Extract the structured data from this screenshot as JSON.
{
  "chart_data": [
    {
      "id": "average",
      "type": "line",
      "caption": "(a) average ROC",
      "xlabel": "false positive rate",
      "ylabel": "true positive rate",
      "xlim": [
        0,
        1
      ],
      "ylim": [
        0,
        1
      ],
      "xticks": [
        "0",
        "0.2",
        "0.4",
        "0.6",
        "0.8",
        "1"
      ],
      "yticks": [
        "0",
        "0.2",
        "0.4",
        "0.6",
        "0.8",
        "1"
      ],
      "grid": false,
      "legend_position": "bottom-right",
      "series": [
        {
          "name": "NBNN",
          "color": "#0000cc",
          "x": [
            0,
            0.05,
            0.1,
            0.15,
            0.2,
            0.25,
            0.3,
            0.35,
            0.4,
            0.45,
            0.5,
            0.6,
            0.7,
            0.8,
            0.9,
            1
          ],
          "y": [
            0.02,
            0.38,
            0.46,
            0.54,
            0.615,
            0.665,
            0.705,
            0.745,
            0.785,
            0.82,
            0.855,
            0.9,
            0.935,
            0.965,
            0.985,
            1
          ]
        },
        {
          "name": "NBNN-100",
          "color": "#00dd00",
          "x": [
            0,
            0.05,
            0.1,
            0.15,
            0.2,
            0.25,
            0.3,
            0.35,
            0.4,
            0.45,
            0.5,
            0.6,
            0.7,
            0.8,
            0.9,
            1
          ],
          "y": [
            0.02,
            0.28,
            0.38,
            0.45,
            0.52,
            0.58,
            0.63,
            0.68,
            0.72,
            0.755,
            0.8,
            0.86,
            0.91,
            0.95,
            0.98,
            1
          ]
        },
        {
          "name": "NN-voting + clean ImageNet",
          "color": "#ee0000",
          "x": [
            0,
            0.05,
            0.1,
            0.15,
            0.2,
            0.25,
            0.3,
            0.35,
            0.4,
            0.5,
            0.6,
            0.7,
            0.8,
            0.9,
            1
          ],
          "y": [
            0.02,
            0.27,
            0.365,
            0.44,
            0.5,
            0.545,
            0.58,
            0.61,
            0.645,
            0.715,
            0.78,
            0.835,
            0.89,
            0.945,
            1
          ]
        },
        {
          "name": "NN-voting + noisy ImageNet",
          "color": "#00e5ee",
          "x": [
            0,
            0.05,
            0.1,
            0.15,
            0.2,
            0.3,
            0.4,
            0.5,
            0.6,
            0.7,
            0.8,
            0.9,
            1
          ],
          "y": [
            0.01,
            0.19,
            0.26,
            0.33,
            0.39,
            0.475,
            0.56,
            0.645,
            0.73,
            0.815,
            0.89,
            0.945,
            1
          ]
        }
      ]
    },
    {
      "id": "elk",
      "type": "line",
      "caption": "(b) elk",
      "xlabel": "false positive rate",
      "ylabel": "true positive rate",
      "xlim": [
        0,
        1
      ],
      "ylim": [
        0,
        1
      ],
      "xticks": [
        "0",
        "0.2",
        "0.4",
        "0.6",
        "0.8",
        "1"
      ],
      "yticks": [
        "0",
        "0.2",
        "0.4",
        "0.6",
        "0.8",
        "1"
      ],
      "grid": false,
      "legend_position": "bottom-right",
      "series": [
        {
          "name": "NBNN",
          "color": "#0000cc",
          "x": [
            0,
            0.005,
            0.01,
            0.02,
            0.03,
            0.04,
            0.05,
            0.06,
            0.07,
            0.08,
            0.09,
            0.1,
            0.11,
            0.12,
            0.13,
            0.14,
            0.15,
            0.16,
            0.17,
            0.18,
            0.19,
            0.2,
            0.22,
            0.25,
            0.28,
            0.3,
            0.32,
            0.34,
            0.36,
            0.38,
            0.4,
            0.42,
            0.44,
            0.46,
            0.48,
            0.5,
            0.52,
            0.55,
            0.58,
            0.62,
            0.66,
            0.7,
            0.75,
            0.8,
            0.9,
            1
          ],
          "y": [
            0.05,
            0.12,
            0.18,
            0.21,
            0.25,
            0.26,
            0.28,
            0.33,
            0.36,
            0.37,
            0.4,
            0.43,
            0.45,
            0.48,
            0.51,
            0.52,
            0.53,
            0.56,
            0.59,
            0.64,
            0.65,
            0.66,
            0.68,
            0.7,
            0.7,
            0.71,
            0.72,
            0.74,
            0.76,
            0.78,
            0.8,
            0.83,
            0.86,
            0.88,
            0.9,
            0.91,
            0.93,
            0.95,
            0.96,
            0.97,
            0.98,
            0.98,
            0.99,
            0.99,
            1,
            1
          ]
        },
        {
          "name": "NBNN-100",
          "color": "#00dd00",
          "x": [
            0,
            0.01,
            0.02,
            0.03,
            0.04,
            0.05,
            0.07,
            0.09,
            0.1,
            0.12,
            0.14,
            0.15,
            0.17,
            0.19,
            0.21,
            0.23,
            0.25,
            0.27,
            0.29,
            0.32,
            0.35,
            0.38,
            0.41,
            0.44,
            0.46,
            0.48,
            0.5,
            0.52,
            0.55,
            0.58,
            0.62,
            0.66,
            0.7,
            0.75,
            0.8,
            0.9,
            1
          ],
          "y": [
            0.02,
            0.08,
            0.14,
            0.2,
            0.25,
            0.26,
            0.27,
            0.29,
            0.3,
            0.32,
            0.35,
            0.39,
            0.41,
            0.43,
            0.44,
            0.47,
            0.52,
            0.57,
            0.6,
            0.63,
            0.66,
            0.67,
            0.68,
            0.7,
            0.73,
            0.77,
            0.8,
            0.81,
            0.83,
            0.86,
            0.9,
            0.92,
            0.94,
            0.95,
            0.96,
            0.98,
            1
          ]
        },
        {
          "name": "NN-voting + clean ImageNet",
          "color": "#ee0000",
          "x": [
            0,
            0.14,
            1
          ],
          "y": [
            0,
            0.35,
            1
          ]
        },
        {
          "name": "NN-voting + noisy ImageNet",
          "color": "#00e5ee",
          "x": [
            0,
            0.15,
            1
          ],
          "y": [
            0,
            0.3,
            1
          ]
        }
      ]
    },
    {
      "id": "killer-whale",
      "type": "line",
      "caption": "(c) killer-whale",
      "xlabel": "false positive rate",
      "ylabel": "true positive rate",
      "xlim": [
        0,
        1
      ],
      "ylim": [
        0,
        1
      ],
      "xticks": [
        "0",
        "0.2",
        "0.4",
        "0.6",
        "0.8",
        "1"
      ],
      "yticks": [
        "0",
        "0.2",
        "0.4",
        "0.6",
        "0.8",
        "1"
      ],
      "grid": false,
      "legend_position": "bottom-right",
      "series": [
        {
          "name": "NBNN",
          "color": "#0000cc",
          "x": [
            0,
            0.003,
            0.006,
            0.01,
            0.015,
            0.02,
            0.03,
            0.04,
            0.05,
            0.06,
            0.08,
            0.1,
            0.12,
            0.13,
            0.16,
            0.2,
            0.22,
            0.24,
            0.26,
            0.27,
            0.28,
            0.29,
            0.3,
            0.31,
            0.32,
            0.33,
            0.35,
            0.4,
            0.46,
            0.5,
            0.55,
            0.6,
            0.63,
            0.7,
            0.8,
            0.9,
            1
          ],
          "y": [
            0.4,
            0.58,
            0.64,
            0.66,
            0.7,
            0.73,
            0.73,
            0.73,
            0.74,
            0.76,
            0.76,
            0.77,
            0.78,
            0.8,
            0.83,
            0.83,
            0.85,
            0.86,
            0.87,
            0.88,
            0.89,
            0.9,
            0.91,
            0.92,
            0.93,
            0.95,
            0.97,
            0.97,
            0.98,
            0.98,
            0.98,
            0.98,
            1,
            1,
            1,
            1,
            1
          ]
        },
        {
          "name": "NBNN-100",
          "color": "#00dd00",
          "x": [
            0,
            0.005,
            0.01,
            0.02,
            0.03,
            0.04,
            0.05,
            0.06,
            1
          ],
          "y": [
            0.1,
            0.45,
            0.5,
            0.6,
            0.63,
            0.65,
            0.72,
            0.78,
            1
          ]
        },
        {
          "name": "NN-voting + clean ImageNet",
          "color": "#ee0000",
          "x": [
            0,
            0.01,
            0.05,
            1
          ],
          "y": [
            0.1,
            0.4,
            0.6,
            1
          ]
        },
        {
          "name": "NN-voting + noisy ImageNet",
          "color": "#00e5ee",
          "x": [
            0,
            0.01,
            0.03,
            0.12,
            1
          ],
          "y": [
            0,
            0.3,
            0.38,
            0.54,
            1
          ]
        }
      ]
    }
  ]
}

--

What to do: Only the number is required: the count of lines containing the word "killer".

Right answer: 2